Section 6.4   Termination.

 

(a)                                  Mutual Termination.  This Agreement may be terminated and the
transactions contemplated hereby may be abandoned at any time prior to the
Closings by mutual written consent of each of the Sellers and the Company.

 

(b)                                 Termination by the Company.  This Agreement may be terminated and the
transactions contemplated hereby may be abandoned at any time prior to the
Closings by the Company:

 

(i)                                     with respect to Furman and the
purchase of the Furman Shares, if there has been a violation or breach by
Furman of any covenant, agreement, representation or warranty contained in this
Agreement which has rendered the satisfaction of any condition pertaining to Furman
contained in Sections 6.3(b)(i) and 6.3(d) hereof incapable of
fulfillment and such violation or breach has not been waived by the Company;

 

(ii)                                  with respect to the Representative
and the purchase of the Estate Shares, if there has been a violation or breach
by the Representatives of any covenant, agreement, representation or warranty
contained in this Agreement which has rendered the satisfaction of any
condition pertaining to the Representatives contained in Sections 6.3(b)(ii)

 

15

 

and 6.3(d) hereof incapable of
fulfillment and such violation or breach has not been waived by the Company;
and

 

(iii)                               with respect to both Furman and the
Representatives, if the Offering is not completed prior to the expiration of
the Offering Period, or such later date as mutually agreed upon by the Sellers
and the Company.

 

(c)                                  Termination by Furman.  The provisions of this Agreement pertaining
to the purchase and sale of Furman Shares may be terminated and the
transactions contemplated hereby may be abandoned at any time prior to the
Closings by Furman if (i) there has been a violation or breach by the
Company of any covenant, agreement, representation or warranty contained in
this Agreement which has rendered the satisfaction of any condition contained
in Sections 6.3(c) or 6.3(d) hereof incapable of fulfillment and such
violation or breach has not been waived by Furman or (ii) the Offering is
not completed prior to the expiration of the Offering Period, or such later
date as mutually agreed upon by the Sellers and the Company.

 

(d)                                 Termination by the
Representatives.  The provisions of this
Agreement pertaining to the purchase and sale of Estate Shares may be
terminated and the transactions contemplated hereby may be abandoned at any
time prior to the Closings by the Representatives if (i) there has been a
violation or breach by the Company of any covenant, agreement, representation
or warranty contained in this Agreement which has rendered the satisfaction of
any condition contained in Sections 6.3(c) or 6.3(d) hereof incapable
of fulfillment and such violation or breach has not been waived by the
Representatives or (ii) the Offering is not completed prior to the
expiration of the Offering Period, or such later date as mutually agreed upon
by the Sellers and the Company.

-- Given data --

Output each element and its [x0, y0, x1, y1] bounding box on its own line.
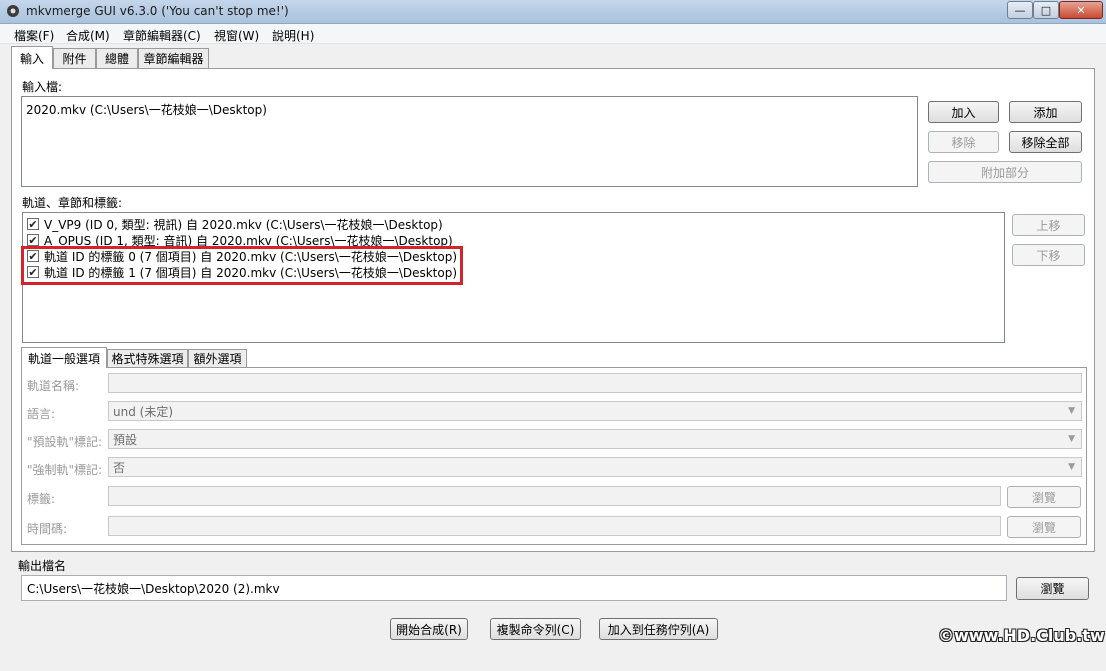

-- What to work on --
1. In the termination section, whose mutual written consent allows the Agreement to be terminated under subsection (a)?
2. Write the next part of the termination section, picking up after its last sentence.
The lines are not needed for anything here.

-- Answers by task --
1. The mutual written consent of each of the Sellers and the Company.

2.
(e)                                  Notwithstanding any of the
foregoing, any termination by any Seller pursuant to this Section 6.4
shall not terminate the Company’s obligation to purchase, and the
non-terminating Seller’s obligation to sell, the non-terminating Seller’s
shares of Company Common Stock pursuant to the terms and conditions of this
Agreement.  In the event any Seller shall
terminate his or its obligations pursuant to this Section 6.4, such
termination shall only be valid with respect to the provisions of this
Agreement governing the purchase and sale of such Seller’s shares of Company
Common Stock.

 

(f)                                    If the Company or any of the Sellers
terminate this Agreement pursuant to the provisions hereof, such termination
will be effected by written notice to the other Parties specifying the
provision hereof pursuant to which the termination is made.

 

Section 6.5   Effect of Termination.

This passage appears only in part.